Goal of the exercise ▸ Select from the data all lines with the word "powders".

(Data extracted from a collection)

____

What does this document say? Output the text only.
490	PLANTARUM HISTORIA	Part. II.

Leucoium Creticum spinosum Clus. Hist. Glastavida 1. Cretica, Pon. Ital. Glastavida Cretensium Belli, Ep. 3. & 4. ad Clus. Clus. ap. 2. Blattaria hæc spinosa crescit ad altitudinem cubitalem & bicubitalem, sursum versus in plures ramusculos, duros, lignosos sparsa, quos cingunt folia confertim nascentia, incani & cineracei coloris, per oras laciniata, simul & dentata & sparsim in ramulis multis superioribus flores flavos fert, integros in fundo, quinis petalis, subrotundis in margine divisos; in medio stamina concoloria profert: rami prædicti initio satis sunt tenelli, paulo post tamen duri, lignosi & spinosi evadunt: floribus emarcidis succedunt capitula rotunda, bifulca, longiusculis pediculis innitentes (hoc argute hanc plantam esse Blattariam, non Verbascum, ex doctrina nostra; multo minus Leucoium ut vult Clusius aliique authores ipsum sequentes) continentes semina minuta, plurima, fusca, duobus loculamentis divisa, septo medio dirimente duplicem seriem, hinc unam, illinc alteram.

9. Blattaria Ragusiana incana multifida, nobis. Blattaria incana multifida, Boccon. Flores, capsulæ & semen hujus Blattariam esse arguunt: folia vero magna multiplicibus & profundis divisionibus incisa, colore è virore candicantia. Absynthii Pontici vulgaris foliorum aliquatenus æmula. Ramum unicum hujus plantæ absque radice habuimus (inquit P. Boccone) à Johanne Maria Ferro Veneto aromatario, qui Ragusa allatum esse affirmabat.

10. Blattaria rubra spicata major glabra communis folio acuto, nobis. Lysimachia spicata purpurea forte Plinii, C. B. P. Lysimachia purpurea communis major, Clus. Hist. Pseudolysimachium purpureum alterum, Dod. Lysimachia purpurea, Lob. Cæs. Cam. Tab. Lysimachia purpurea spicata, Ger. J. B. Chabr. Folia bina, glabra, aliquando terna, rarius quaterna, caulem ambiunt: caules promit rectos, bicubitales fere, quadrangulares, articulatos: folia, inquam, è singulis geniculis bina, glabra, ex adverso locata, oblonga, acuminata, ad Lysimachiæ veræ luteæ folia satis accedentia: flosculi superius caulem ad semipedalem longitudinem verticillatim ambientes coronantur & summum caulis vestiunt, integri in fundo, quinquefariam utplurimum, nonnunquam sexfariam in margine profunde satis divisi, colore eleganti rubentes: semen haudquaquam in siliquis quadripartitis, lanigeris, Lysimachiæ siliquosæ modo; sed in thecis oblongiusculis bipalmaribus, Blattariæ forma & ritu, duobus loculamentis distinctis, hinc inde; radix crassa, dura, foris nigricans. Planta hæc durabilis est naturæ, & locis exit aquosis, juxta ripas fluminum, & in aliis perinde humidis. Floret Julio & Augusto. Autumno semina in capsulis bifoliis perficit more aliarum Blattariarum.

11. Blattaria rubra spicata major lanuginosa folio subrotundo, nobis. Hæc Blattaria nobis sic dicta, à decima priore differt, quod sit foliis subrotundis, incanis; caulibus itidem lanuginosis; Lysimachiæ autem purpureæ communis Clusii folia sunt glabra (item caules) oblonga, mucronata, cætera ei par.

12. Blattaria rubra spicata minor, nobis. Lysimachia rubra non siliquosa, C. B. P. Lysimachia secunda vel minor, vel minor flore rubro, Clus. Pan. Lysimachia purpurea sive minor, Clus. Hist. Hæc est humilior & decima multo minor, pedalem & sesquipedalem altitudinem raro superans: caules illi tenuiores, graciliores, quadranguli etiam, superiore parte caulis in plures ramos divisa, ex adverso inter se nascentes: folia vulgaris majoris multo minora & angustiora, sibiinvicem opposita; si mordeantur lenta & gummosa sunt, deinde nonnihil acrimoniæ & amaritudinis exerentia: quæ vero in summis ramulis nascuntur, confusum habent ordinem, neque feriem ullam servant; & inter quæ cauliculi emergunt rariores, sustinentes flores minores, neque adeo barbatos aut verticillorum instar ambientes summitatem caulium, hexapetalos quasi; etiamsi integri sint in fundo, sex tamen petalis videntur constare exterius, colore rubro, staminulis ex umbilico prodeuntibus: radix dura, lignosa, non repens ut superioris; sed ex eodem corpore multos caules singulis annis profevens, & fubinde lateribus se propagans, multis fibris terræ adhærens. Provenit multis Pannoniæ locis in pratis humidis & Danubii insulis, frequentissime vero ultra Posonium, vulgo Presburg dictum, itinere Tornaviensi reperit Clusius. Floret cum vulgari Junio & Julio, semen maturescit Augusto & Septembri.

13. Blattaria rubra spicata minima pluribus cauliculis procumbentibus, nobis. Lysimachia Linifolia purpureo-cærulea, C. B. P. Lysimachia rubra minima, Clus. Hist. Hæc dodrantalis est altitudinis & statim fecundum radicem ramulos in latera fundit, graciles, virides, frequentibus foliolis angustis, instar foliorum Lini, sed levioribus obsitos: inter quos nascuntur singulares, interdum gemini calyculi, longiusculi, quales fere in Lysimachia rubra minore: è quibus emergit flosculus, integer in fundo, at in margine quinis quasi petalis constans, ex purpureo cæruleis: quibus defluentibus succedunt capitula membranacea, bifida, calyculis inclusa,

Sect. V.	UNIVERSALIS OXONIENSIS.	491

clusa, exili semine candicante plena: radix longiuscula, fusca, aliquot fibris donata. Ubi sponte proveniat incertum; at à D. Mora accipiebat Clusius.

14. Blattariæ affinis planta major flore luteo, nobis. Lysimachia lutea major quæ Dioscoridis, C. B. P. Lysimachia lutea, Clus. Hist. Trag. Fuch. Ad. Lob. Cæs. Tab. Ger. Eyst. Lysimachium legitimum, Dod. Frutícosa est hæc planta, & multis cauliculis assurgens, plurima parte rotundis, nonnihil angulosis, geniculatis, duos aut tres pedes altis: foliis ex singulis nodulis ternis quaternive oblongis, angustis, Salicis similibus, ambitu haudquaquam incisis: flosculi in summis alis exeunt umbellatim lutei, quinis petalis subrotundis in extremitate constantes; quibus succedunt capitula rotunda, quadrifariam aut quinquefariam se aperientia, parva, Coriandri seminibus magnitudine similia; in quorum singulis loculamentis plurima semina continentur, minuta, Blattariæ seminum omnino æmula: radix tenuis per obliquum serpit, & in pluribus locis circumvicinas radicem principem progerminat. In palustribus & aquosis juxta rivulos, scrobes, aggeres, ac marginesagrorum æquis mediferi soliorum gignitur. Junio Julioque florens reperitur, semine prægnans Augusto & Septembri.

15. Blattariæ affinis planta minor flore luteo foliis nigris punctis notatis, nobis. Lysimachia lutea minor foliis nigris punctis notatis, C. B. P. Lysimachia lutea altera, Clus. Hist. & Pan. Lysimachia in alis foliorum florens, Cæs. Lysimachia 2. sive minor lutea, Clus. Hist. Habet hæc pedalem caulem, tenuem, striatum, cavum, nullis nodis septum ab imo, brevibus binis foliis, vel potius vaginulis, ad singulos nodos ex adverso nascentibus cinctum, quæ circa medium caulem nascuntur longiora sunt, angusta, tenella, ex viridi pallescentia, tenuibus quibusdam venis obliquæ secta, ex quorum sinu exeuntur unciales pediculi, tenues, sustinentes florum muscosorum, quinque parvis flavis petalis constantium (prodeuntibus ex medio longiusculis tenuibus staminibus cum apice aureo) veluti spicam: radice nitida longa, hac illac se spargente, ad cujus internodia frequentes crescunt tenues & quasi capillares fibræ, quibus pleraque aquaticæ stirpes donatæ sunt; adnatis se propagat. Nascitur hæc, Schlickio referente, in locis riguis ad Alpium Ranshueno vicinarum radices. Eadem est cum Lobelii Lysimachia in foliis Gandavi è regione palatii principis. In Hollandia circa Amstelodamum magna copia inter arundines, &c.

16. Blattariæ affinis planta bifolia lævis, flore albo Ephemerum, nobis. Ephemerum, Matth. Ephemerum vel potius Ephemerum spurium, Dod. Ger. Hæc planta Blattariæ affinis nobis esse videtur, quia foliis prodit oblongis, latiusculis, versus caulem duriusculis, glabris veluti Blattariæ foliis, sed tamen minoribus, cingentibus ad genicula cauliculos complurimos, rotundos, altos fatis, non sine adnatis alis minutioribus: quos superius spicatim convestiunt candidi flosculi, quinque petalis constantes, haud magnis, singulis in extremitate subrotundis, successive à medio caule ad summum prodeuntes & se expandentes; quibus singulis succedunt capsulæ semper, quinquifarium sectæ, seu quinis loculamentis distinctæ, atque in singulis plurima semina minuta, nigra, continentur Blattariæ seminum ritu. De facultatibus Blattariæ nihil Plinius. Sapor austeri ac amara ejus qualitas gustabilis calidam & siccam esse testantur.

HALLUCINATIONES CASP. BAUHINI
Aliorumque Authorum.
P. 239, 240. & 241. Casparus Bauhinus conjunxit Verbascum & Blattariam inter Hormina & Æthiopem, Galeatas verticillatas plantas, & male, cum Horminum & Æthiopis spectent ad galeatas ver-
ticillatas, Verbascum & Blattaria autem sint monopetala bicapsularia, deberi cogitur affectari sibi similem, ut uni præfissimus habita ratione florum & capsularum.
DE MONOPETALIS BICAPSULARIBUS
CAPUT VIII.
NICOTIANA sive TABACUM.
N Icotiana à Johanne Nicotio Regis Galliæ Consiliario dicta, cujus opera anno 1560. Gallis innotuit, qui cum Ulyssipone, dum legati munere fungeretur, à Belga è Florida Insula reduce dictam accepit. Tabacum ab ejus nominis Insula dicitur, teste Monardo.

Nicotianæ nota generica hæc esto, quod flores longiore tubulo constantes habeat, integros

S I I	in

____

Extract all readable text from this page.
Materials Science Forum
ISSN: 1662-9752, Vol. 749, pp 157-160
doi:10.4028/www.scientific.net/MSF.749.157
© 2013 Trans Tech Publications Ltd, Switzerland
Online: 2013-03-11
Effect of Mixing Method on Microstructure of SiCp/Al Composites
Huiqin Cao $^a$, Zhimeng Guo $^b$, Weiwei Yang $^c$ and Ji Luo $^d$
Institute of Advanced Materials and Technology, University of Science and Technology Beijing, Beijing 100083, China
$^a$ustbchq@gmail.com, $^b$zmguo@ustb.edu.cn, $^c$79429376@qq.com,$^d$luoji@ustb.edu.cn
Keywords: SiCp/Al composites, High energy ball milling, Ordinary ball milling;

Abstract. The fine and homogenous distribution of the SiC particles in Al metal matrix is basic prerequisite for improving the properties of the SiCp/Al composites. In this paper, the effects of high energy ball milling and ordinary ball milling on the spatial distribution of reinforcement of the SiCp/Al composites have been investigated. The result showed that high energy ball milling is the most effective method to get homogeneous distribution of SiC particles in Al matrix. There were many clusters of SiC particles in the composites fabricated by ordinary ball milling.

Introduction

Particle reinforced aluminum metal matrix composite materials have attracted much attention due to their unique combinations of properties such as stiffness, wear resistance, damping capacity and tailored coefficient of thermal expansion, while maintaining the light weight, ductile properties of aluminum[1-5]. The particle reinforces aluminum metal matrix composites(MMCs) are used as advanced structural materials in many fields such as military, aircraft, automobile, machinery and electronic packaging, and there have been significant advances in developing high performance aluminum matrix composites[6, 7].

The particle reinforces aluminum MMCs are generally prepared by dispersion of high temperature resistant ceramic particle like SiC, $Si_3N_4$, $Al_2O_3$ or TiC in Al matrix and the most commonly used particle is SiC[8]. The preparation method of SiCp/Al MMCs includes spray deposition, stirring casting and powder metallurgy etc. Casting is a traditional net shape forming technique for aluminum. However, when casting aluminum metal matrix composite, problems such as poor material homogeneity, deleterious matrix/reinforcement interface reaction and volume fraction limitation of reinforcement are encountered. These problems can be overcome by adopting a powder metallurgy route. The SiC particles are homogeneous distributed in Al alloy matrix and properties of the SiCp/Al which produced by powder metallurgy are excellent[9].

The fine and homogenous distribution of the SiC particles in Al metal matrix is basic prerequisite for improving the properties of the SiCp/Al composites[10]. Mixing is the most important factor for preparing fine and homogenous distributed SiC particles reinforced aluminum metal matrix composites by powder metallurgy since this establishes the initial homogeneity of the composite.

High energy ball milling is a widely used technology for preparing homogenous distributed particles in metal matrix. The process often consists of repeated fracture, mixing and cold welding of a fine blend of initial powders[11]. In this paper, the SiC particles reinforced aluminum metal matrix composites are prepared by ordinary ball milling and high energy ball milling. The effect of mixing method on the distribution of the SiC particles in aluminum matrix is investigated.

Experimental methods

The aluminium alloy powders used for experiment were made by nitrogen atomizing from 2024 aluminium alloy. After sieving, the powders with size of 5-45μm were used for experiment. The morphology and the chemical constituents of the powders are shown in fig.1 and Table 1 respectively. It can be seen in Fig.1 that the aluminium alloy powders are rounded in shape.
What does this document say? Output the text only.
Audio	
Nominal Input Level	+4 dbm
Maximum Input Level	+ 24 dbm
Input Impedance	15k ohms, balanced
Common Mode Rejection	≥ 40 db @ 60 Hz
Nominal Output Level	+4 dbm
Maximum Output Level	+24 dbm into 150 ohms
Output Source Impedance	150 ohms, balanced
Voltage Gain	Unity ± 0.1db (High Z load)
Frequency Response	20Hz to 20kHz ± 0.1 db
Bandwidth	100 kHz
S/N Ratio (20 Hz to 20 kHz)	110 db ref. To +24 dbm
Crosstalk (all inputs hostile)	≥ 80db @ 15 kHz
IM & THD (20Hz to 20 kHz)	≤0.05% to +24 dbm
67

____

Right answer ▸
High energy ball milling is a widely used technology for preparing homogenous distributed particles in metal matrix. The process often consists of repeated fracture, mixing and cold welding of a fine blend of initial powders[11]. In this paper, the SiC particles reinforced aluminum metal matrix composites are prepared by ordinary ball milling and high energy ball milling. The effect of mixing method on the distribution of the SiC particles in aluminum matrix is investigated.
The aluminium alloy powders used for experiment were made by nitrogen atomizing from 2024 aluminium alloy. After sieving, the powders with size of 5-45μm were used for experiment. The morphology and the chemical constituents of the powders are shown in fig.1 and Table 1 respectively. It can be seen in Fig.1 that the aluminium alloy powders are rounded in shape.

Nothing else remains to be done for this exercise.